#### [Records shown]
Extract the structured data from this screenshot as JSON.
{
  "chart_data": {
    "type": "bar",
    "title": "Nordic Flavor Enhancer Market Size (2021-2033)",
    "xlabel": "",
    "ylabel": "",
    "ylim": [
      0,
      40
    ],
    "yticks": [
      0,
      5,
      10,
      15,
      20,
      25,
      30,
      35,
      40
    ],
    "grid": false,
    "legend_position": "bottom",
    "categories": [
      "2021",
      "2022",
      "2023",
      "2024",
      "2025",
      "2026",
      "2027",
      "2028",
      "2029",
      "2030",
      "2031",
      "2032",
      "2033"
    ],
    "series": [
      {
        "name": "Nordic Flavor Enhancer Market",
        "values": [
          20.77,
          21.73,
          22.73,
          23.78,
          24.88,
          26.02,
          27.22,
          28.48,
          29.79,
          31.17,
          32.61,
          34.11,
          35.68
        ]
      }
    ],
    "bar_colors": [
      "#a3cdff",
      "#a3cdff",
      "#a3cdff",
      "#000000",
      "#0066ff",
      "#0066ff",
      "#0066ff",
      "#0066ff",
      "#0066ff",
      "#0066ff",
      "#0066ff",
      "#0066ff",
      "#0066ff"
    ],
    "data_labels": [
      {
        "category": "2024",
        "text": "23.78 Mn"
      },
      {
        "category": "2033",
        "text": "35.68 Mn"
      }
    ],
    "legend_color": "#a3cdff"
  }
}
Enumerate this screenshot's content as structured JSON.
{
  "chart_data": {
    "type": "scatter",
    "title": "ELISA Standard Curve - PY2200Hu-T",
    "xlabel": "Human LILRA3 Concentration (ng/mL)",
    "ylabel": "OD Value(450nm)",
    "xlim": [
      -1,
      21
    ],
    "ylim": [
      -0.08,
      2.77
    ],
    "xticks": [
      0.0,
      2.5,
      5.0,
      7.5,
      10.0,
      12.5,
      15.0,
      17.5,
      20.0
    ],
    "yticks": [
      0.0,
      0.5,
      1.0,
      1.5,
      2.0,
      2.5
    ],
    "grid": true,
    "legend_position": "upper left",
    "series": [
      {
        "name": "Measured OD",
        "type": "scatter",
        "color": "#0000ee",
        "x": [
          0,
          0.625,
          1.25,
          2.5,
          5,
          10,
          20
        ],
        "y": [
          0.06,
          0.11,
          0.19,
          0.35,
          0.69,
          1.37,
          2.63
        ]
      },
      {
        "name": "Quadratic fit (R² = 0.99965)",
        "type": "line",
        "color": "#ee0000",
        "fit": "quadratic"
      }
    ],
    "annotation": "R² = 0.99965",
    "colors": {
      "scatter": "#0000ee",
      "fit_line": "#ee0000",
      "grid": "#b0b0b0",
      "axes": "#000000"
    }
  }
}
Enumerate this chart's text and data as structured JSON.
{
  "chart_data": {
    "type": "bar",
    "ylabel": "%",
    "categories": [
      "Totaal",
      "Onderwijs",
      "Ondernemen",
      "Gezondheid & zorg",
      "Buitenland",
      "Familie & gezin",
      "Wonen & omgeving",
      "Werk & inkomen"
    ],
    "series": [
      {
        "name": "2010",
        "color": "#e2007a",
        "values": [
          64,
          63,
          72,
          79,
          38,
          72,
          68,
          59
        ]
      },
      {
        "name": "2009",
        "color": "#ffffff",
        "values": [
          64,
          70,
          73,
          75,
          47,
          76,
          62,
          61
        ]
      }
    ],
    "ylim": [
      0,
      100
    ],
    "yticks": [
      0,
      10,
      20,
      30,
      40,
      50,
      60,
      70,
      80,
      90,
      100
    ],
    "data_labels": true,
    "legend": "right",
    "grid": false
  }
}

#### [What is expected]
Pick out each line containing the string "structured" and copy it.

#### [Task output]
Extract the structured data from this screenshot as JSON.
Enumerate this screenshot's content as structured JSON.
Enumerate this chart's text and data as structured JSON.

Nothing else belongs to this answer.